*WHAT YOU WILL DO*. Separate out the lines that hold "Reputation".

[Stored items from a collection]

--- BEGIN ---

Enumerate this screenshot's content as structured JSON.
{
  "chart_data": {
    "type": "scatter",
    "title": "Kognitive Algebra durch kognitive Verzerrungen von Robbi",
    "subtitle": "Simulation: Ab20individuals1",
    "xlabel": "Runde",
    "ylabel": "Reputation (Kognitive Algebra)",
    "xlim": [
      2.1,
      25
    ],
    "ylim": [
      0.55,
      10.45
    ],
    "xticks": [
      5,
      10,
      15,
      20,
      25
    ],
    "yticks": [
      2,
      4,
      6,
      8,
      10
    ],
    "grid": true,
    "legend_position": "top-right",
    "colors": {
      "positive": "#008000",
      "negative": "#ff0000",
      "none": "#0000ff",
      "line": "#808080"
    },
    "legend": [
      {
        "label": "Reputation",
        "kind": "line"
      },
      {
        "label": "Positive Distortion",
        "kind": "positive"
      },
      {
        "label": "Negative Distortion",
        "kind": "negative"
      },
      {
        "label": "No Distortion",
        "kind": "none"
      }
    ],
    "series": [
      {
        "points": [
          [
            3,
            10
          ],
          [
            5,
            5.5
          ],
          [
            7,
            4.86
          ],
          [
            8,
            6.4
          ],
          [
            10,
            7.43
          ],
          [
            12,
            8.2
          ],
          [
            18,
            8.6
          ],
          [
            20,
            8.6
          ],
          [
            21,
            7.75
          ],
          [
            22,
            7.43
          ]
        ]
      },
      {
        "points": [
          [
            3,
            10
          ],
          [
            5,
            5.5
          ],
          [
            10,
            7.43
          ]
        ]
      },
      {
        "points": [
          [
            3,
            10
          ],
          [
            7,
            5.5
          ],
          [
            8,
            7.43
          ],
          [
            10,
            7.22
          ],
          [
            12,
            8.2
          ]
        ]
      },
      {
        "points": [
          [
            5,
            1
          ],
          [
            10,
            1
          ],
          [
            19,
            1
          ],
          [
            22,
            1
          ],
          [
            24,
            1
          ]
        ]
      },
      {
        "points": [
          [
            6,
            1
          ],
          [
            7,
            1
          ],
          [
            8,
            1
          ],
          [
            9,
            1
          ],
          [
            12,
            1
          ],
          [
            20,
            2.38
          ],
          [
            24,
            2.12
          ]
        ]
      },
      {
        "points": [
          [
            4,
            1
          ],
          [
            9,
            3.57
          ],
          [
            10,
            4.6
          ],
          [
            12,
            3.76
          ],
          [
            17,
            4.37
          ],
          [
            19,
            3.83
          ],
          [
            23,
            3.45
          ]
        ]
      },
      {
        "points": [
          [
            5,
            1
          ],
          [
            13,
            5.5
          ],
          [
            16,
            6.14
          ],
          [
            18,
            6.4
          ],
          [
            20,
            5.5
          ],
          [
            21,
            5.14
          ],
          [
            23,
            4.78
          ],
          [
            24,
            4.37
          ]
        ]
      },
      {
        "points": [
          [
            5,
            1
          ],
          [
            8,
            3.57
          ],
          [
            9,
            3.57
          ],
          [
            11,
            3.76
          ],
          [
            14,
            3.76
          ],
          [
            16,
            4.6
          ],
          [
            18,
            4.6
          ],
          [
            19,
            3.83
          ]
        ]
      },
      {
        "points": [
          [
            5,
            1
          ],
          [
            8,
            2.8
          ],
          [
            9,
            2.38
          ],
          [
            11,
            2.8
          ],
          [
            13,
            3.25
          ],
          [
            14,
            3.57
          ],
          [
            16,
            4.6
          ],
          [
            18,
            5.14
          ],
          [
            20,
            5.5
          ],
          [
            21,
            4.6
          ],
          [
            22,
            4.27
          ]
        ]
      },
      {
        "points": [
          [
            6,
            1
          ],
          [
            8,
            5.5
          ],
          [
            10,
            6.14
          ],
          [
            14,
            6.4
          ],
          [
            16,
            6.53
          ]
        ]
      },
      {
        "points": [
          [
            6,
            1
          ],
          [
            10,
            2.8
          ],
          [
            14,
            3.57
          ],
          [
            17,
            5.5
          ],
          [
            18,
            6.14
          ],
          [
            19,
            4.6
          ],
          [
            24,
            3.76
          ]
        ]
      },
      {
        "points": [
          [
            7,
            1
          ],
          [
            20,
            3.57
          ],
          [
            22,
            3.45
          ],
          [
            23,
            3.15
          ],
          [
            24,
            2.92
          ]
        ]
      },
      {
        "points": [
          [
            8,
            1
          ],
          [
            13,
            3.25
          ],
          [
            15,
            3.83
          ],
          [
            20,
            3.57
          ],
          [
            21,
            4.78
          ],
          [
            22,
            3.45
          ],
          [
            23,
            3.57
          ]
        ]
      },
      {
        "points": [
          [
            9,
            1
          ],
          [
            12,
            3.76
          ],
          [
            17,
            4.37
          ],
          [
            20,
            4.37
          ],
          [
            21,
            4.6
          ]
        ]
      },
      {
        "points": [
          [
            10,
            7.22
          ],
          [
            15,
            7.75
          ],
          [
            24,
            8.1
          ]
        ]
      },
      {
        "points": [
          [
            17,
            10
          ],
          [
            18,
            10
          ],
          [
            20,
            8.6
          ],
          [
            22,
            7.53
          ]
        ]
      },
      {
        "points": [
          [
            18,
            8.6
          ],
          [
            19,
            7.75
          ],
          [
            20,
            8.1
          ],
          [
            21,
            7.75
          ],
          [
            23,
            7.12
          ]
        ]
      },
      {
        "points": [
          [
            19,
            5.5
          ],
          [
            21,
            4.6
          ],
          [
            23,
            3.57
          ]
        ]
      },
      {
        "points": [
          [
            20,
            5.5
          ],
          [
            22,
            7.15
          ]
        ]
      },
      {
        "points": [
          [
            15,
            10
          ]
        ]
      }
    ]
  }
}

--- END ---

*COMPLETE RESPONSE*.
    "ylabel": "Reputation (Kognitive Algebra)",
        "label": "Reputation",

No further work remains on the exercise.